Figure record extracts

________________

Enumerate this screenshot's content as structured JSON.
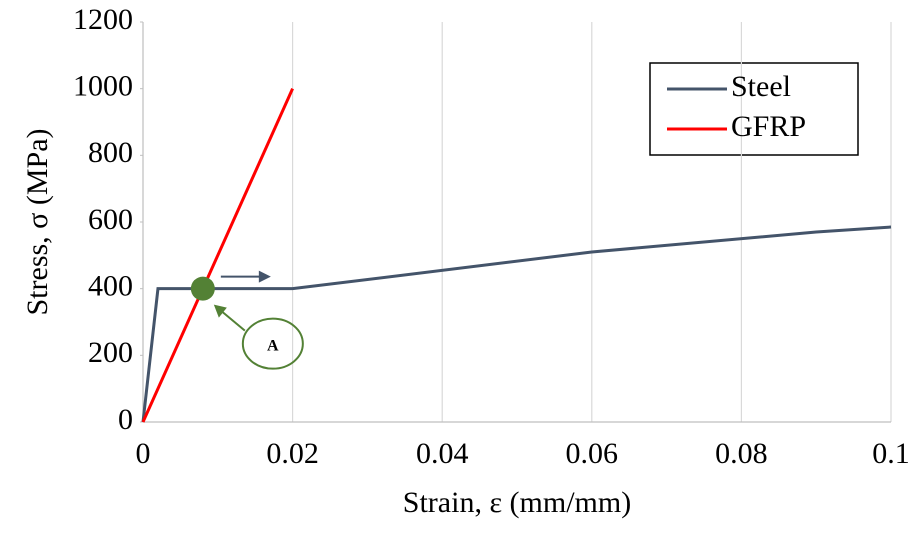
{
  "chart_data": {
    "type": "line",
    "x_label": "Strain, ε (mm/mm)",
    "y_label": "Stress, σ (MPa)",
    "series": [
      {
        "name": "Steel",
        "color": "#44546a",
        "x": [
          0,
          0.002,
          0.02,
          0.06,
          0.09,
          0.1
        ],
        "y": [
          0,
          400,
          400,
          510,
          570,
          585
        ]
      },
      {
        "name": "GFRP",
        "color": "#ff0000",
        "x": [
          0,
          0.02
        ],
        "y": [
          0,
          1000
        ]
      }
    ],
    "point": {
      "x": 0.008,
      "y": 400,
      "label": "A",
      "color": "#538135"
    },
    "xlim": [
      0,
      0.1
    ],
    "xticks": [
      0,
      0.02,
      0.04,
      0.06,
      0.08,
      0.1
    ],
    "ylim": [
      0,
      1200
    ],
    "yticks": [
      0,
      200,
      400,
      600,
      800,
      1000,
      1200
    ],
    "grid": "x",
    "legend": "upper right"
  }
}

________________

Your task is to transcribe all of the records precisely, with no images included.

Enumerate this screenshot's content as structured JSON.
{
  "chart_data": {
    "type": "line",
    "x_label": "Strain, ε (mm/mm)",
    "y_label": "Stress, σ (MPa)",
    "series": [
      {
        "name": "Steel",
        "color": "#44546a",
        "x": [
          0,
          0.002,
          0.02,
          0.06,
          0.09,
          0.1
        ],
        "y": [
          0,
          400,
          400,
          510,
          570,
          585
        ]
      },
      {
        "name": "GFRP",
        "color": "#ff0000",
        "x": [
          0,
          0.02
        ],
        "y": [
          0,
          1000
        ]
      }
    ],
    "point": {
      "x": 0.008,
      "y": 400,
      "label": "A",
      "color": "#538135"
    },
    "xlim": [
      0,
      0.1
    ],
    "xticks": [
      0,
      0.02,
      0.04,
      0.06,
      0.08,
      0.1
    ],
    "ylim": [
      0,
      1200
    ],
    "yticks": [
      0,
      200,
      400,
      600,
      800,
      1000,
      1200
    ],
    "grid": "x",
    "legend": "upper right"
  }
}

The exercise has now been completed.